EXERCISE TASK >>
Quote the records beneath, complete and exact. Leave out images.

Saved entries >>
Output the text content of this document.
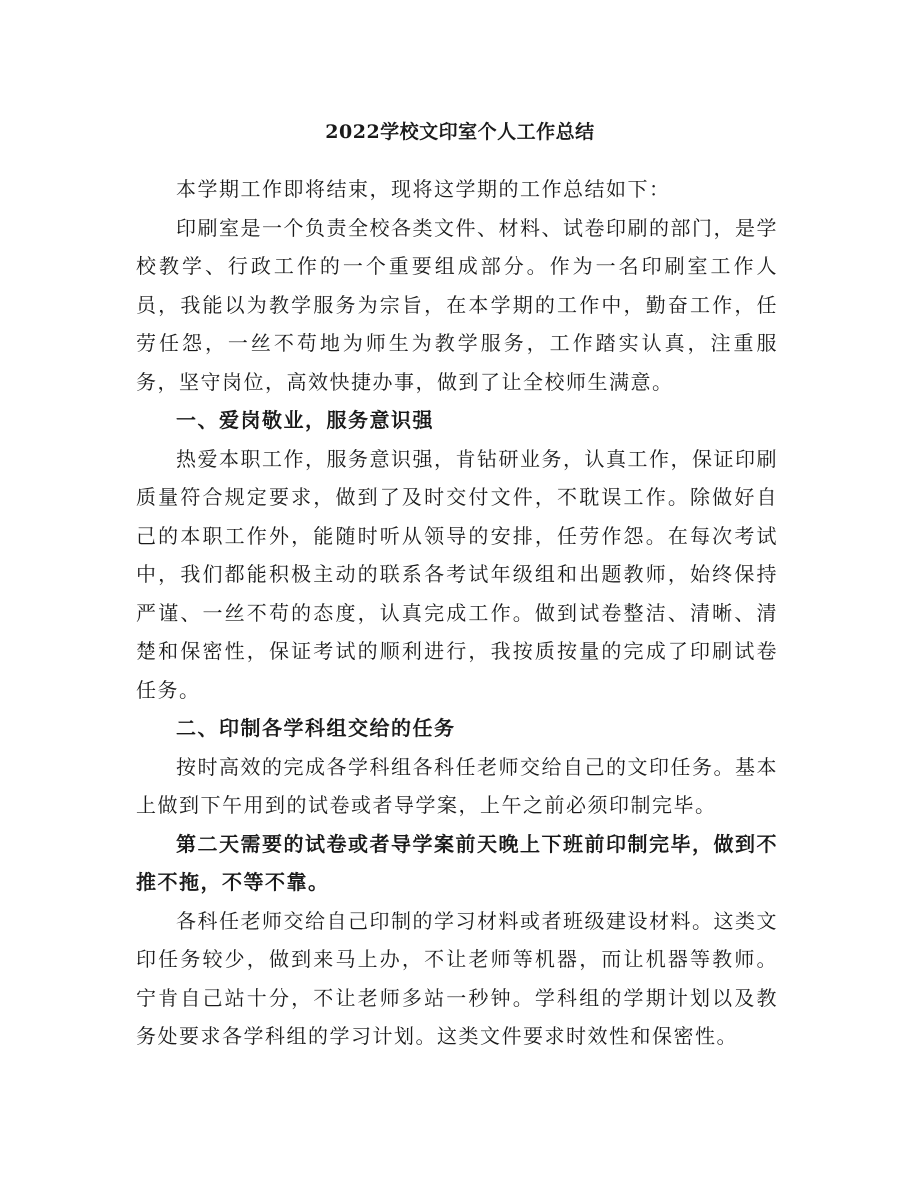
2022学校文印室个人工作总结

本学期工作即将结束，现将这学期的工作总结如下：

印刷室是一个负责全校各类文件、材料、试卷印刷的部门，是学校教学、行政工作的一个重要组成部分。作为一名印刷室工作人员，我能以为教学服务为宗旨，在本学期的工作中，勤奋工作，任劳任怨，一丝不苟地为师生为教学服务，工作踏实认真，注重服务，坚守岗位，高效快捷办事，做到了让全校师生满意。

一、爱岗敬业，服务意识强

热爱本职工作，服务意识强，肯钻研业务，认真工作，保证印刷质量符合规定要求，做到了及时交付文件，不耽误工作。除做好自己的本职工作外，能随时听从领导的安排，任劳作怨。在每次考试中，我们都能积极主动的联系各考试年级组和出题教师，始终保持严谨、一丝不苟的态度，认真完成工作。做到试卷整洁、清晰、清楚和保密性，保证考试的顺利进行，我按质按量的完成了印刷试卷任务。

二、印制各学科组交给的任务

按时高效的完成各学科组各科任老师交给自己的文印任务。基本上做到下午用到的试卷或者导学案，上午之前必须印制完毕。

第二天需要的试卷或者导学案前天晚上下班前印制完毕，做到不推不拖，不等不靠。

各科任老师交给自己印制的学习材料或者班级建设材料。这类文印任务较少，做到来马上办，不让老师等机器，而让机器等教师。宁肯自己站十分，不让老师多站一秒钟。学科组的学期计划以及教务处要求各学科组的学习计划。这类文件要求时效性和保密性。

TASK SOLUTION >>
Output the text content of this document.
2022学校文印室个人工作总结

本学期工作即将结束，现将这学期的工作总结如下：

印刷室是一个负责全校各类文件、材料、试卷印刷的部门，是学校教学、行政工作的一个重要组成部分。作为一名印刷室工作人员，我能以为教学服务为宗旨，在本学期的工作中，勤奋工作，任劳任怨，一丝不苟地为师生为教学服务，工作踏实认真，注重服务，坚守岗位，高效快捷办事，做到了让全校师生满意。

一、爱岗敬业，服务意识强

热爱本职工作，服务意识强，肯钻研业务，认真工作，保证印刷质量符合规定要求，做到了及时交付文件，不耽误工作。除做好自己的本职工作外，能随时听从领导的安排，任劳作怨。在每次考试中，我们都能积极主动的联系各考试年级组和出题教师，始终保持严谨、一丝不苟的态度，认真完成工作。做到试卷整洁、清晰、清楚和保密性，保证考试的顺利进行，我按质按量的完成了印刷试卷任务。

二、印制各学科组交给的任务

按时高效的完成各学科组各科任老师交给自己的文印任务。基本上做到下午用到的试卷或者导学案，上午之前必须印制完毕。

第二天需要的试卷或者导学案前天晚上下班前印制完毕，做到不推不拖，不等不靠。

各科任老师交给自己印制的学习材料或者班级建设材料。这类文印任务较少，做到来马上办，不让老师等机器，而让机器等教师。宁肯自己站十分，不让老师多站一秒钟。学科组的学期计划以及教务处要求各学科组的学习计划。这类文件要求时效性和保密性。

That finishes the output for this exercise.